───── Entries shown

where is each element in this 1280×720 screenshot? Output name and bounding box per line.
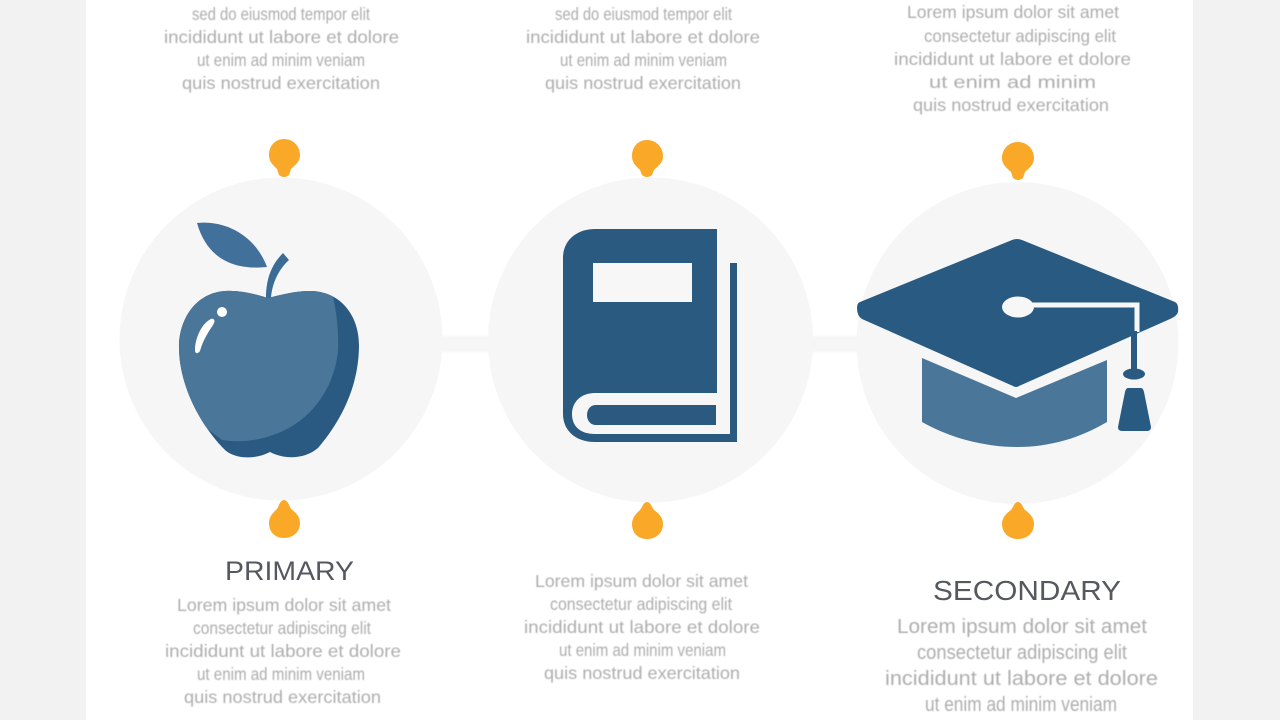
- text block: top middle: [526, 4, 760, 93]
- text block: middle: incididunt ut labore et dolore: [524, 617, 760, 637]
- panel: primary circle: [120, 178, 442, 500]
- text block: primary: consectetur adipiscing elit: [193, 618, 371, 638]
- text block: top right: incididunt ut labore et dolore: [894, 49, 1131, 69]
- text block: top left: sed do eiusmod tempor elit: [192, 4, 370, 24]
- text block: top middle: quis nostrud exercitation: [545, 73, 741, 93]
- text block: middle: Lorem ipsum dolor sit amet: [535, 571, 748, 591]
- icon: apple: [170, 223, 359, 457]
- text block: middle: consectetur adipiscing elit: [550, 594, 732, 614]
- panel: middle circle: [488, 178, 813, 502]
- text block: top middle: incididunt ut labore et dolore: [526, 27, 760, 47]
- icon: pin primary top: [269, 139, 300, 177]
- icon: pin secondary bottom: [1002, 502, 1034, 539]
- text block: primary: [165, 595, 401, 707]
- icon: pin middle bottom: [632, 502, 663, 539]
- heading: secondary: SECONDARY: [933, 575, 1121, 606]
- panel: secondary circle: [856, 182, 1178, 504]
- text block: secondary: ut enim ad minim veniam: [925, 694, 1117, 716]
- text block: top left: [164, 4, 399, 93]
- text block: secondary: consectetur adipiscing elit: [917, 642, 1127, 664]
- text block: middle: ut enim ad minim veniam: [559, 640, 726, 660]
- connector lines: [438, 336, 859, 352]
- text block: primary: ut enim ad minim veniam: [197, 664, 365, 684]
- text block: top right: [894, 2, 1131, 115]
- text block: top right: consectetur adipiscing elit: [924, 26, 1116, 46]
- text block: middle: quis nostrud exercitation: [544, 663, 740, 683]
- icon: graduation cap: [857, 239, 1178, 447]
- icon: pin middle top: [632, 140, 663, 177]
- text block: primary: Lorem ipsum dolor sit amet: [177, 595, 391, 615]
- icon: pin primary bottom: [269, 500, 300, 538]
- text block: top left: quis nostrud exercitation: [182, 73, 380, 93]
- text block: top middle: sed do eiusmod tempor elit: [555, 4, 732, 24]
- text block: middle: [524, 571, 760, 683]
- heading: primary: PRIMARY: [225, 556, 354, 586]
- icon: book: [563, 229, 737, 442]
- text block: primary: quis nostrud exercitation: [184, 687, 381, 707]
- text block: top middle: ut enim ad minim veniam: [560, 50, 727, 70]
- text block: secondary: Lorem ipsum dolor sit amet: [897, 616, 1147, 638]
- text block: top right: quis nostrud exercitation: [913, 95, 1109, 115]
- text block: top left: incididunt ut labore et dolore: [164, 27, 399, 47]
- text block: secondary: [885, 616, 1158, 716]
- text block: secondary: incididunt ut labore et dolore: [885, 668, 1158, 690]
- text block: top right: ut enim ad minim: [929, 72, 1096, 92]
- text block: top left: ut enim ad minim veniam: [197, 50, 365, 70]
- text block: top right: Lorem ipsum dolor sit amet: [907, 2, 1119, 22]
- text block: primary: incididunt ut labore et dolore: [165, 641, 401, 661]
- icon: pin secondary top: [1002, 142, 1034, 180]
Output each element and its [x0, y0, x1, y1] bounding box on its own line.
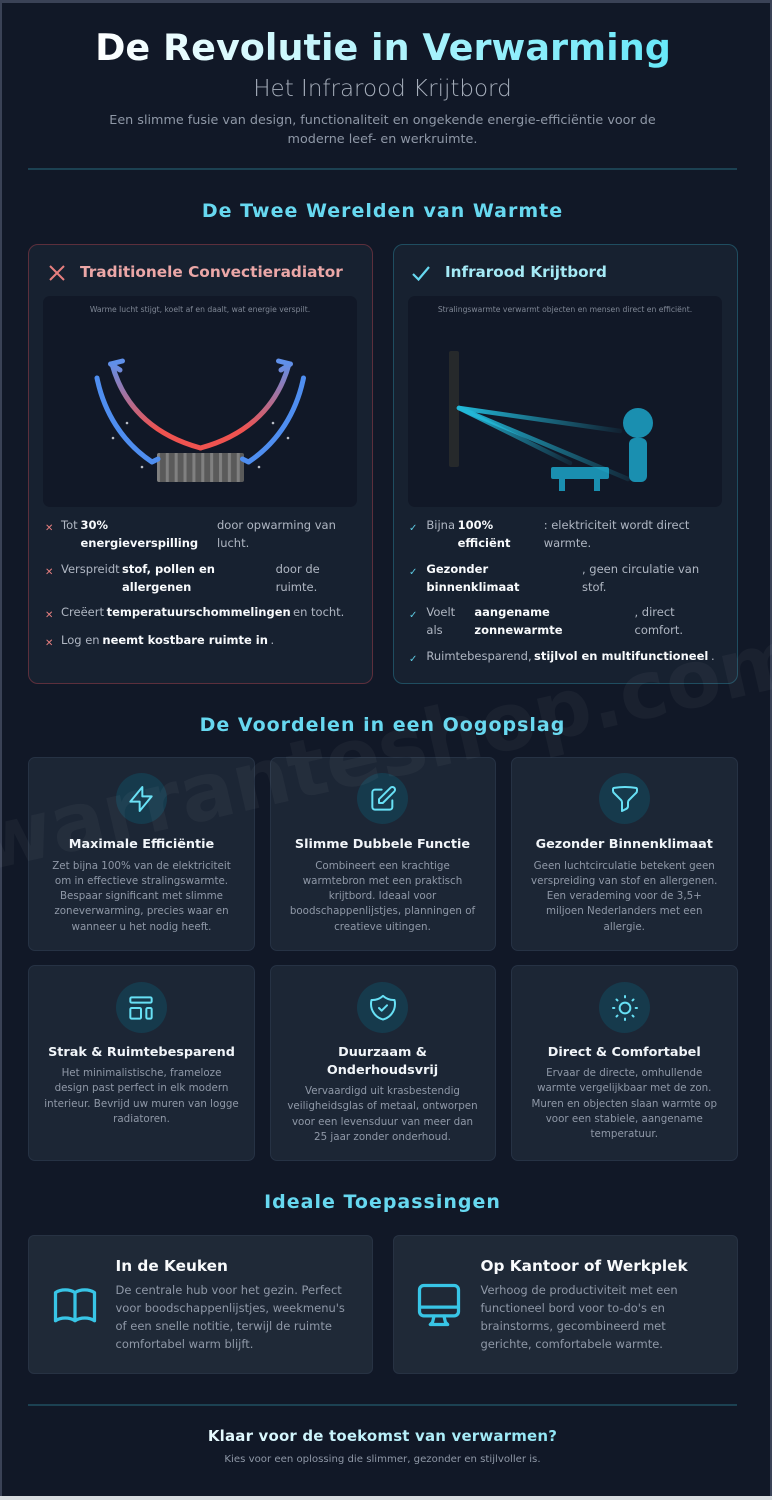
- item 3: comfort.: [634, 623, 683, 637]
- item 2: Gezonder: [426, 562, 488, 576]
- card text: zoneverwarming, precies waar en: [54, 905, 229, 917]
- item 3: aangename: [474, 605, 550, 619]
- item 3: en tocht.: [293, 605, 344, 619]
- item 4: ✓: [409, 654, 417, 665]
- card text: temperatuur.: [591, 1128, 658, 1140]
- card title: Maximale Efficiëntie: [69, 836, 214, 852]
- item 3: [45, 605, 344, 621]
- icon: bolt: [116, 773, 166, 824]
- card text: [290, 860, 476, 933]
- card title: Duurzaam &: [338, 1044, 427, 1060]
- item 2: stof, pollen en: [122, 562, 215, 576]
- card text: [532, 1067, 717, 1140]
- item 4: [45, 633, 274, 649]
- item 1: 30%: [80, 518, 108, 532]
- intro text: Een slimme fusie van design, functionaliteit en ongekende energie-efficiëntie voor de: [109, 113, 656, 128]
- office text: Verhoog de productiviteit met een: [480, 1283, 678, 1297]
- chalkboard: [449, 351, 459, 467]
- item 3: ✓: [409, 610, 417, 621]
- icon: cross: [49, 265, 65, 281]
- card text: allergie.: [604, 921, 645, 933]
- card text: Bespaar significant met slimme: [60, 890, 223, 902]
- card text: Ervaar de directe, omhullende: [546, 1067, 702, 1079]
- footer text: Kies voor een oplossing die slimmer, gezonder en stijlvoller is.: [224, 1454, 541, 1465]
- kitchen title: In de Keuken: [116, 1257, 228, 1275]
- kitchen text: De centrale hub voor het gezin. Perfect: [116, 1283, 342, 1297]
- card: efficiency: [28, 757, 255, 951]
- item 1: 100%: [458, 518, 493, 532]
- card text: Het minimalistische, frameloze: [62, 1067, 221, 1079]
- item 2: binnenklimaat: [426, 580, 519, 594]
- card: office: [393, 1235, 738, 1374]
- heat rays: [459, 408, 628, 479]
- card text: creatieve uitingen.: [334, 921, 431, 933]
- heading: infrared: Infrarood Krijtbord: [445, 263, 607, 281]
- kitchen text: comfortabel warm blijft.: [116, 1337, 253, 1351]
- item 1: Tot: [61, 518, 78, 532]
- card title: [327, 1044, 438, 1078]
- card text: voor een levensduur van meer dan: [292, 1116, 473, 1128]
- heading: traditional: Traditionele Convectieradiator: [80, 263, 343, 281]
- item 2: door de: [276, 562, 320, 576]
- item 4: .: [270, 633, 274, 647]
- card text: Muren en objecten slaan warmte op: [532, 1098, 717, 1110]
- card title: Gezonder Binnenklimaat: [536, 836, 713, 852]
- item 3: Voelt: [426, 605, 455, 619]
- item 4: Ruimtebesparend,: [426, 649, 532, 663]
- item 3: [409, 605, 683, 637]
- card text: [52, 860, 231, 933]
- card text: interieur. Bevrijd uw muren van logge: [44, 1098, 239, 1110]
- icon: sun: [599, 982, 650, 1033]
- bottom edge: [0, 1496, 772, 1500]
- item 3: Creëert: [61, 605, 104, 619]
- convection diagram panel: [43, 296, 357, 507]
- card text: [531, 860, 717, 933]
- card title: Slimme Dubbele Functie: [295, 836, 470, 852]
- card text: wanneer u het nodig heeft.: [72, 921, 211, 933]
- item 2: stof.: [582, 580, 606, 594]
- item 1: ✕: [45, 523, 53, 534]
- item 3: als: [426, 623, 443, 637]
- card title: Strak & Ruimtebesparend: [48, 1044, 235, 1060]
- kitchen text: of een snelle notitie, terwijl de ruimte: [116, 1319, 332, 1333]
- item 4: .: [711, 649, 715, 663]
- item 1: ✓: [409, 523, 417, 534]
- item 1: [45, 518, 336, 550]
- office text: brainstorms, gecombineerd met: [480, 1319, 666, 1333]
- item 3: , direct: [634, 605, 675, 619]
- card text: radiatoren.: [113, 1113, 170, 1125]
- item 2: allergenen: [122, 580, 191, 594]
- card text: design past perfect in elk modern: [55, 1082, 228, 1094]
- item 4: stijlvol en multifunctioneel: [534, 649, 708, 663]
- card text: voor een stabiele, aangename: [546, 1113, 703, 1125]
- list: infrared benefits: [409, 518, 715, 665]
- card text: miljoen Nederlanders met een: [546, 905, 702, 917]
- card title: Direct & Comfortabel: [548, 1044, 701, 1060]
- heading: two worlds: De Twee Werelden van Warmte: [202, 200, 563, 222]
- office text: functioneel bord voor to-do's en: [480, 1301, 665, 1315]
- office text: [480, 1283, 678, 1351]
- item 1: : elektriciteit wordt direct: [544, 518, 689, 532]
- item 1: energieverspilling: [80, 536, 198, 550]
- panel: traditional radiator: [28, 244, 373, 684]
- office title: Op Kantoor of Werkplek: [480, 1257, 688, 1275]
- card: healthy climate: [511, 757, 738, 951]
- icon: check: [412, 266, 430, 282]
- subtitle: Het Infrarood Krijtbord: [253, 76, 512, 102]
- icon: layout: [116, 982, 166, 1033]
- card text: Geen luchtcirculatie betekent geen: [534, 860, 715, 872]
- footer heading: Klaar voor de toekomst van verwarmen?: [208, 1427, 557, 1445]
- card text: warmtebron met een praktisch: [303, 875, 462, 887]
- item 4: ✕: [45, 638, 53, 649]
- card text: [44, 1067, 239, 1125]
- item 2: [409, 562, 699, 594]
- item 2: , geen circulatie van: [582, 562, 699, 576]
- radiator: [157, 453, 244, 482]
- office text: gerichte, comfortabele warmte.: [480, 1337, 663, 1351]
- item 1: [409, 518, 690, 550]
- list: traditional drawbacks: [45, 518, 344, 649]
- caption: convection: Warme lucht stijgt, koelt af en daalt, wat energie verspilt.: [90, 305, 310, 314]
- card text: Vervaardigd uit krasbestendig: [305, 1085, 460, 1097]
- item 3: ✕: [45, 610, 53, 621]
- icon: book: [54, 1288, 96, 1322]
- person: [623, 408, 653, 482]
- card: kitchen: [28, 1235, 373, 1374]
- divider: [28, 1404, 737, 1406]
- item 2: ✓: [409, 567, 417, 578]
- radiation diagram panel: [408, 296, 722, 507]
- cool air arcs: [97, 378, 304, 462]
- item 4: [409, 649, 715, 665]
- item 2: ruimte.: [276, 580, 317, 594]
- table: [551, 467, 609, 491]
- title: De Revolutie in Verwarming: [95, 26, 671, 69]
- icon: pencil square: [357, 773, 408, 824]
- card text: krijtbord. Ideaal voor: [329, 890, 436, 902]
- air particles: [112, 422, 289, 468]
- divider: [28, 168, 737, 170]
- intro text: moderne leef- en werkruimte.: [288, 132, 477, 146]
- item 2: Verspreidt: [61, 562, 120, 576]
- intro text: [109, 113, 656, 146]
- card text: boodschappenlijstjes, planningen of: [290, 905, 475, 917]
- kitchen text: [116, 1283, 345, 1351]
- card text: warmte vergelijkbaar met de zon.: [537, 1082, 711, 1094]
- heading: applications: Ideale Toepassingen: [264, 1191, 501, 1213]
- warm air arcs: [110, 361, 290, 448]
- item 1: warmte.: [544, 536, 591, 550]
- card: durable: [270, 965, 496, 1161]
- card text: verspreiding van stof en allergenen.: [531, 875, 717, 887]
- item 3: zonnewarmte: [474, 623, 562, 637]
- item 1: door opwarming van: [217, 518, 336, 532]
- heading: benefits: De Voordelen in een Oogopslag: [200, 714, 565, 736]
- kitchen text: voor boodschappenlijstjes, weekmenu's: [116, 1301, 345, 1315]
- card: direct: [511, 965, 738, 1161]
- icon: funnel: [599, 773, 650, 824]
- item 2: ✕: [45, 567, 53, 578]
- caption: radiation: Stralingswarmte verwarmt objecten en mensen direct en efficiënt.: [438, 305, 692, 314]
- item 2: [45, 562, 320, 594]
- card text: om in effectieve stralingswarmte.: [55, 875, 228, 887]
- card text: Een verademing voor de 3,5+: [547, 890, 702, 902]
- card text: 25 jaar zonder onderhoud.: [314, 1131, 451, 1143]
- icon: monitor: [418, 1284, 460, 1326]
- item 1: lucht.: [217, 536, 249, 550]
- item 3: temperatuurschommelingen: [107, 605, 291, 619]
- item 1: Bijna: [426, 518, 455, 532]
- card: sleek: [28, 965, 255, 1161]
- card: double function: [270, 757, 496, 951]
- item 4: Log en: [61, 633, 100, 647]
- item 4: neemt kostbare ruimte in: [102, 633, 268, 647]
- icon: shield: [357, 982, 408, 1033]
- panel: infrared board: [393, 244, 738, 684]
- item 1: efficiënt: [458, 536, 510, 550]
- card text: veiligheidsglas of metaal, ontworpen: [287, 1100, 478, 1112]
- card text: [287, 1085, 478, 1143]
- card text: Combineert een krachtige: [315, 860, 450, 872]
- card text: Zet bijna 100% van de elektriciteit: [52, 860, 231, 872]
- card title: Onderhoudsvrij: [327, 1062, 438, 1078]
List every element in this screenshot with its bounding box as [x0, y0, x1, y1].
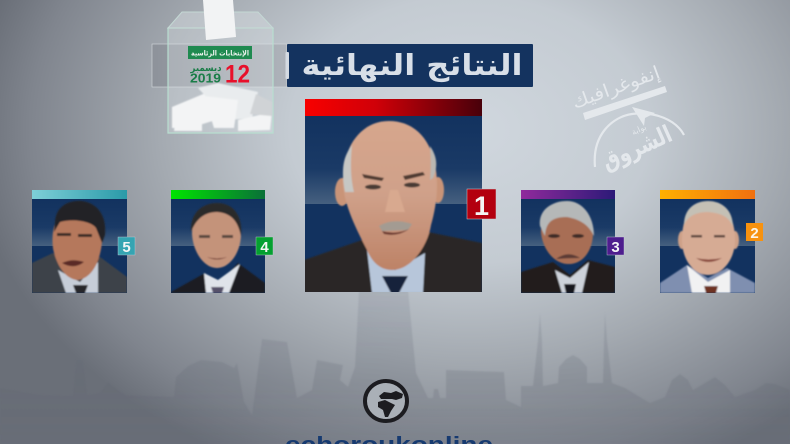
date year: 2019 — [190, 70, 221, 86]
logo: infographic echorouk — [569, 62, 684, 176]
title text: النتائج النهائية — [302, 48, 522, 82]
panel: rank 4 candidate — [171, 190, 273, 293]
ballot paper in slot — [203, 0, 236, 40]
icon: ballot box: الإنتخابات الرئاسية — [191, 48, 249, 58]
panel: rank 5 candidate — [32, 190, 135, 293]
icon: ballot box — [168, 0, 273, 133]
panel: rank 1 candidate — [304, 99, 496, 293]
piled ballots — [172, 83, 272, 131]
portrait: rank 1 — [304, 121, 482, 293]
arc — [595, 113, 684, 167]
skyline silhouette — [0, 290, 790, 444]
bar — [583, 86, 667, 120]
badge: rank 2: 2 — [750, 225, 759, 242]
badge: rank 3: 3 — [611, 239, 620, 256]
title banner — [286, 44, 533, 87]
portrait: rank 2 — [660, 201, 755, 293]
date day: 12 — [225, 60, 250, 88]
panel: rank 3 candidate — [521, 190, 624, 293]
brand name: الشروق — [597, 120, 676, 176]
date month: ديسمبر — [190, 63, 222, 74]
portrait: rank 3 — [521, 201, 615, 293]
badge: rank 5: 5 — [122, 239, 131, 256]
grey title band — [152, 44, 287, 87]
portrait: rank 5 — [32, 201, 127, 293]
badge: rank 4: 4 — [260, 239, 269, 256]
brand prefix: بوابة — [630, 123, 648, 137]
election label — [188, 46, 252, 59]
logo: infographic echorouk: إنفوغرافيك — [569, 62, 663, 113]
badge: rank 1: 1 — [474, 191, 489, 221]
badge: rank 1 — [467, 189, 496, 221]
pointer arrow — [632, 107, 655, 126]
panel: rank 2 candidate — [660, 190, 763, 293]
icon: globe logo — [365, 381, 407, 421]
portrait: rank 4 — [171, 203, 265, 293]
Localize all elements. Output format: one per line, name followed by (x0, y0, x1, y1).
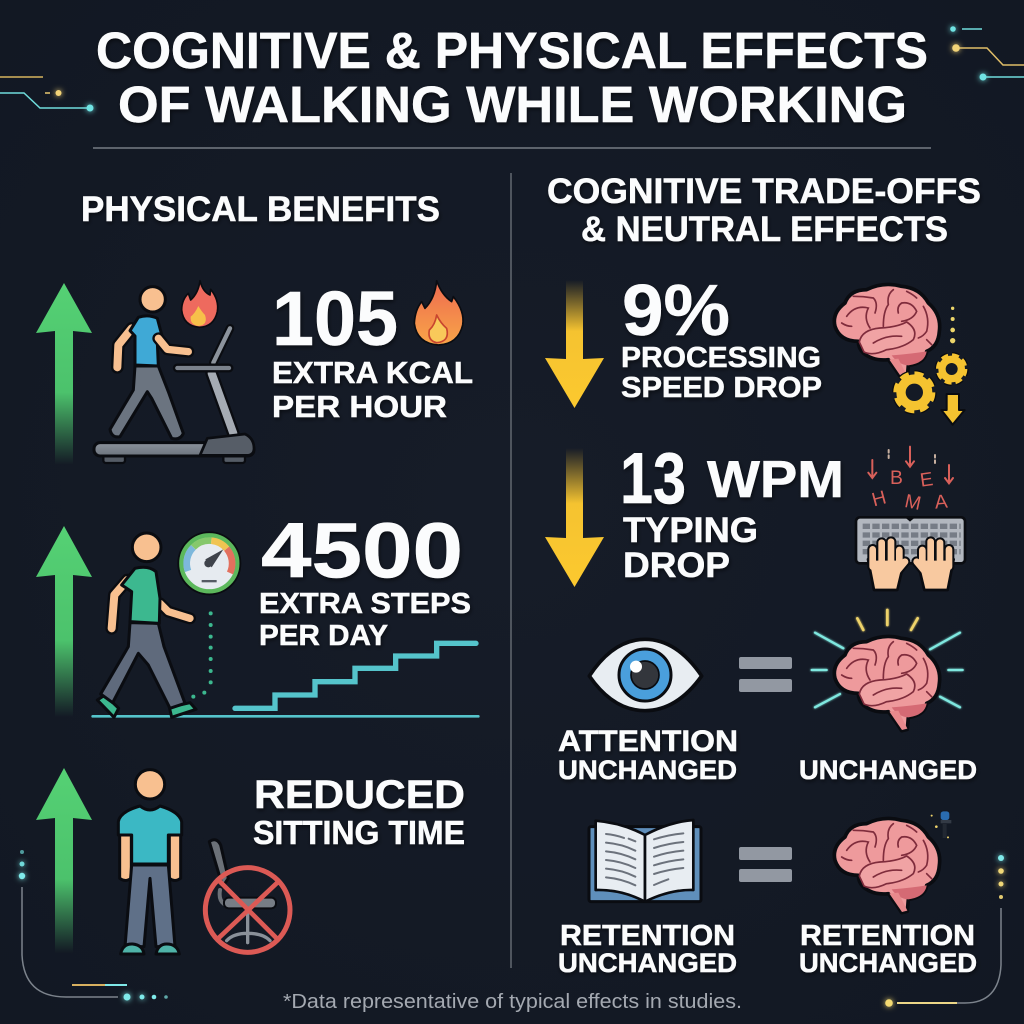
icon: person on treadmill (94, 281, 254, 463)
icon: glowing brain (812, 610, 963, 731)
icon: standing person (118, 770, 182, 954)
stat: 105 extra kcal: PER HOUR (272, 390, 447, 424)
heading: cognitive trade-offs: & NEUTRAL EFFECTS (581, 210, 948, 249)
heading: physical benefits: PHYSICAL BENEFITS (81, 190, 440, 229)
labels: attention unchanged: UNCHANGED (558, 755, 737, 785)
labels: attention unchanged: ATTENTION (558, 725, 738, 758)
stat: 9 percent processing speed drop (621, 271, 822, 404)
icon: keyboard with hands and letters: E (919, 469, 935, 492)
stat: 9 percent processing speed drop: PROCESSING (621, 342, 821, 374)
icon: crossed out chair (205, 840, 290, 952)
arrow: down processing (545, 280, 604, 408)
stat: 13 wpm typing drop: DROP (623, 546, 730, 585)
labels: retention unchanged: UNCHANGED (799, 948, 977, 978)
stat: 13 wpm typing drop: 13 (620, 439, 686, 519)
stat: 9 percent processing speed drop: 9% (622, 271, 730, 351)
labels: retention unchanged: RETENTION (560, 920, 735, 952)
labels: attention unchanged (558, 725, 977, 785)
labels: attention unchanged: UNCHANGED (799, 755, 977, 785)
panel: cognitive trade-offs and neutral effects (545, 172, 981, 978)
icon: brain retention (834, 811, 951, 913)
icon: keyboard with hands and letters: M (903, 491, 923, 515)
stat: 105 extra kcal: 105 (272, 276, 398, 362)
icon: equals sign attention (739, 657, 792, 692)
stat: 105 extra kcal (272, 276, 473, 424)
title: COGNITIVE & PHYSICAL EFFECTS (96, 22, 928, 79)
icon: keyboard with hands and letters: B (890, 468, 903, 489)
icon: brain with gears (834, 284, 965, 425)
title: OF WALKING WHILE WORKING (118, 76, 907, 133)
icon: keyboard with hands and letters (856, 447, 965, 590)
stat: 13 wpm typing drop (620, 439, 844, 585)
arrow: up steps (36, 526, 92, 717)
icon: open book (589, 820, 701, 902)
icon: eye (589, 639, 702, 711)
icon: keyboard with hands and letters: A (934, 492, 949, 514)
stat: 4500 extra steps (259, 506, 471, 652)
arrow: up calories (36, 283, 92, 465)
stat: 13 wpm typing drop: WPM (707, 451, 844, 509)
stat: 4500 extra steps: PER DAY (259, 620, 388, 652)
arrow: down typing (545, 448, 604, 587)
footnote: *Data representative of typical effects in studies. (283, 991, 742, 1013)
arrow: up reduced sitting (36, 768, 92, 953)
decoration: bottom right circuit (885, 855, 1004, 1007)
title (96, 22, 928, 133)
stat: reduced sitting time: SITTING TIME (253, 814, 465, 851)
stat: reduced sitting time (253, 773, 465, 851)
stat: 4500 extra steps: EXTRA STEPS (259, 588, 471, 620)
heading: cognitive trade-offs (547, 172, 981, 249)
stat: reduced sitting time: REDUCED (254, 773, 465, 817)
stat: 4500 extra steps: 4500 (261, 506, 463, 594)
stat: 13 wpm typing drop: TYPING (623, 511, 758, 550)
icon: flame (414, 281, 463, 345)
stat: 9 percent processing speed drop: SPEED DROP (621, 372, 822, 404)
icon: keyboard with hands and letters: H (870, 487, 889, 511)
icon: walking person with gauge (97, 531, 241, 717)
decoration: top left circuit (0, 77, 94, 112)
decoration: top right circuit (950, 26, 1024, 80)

──────────

▸ Directive
Put the lines of the material into a JSON list of strings, one string per line and no blank lines. Begin at the line that contains "- item 3: comfort.: [634, 623, 683, 637]" and end after the line that contains "- card text: temperatuur.: [591, 1128, 658, 1140]".

▸ Exercise output
[
  "- item 3: comfort.: [634, 623, 683, 637]",
  "- item 2: Gezonder: [426, 562, 488, 576]",
  "- card text: zoneverwarming, precies waar en: [54, 905, 229, 917]",
  "- item 3: aangename: [474, 605, 550, 619]",
  "- item 3: en tocht.: [293, 605, 344, 619]",
  "- item 4: ✓: [409, 654, 417, 665]",
  "- card text: temperatuur.: [591, 1128, 658, 1140]"
]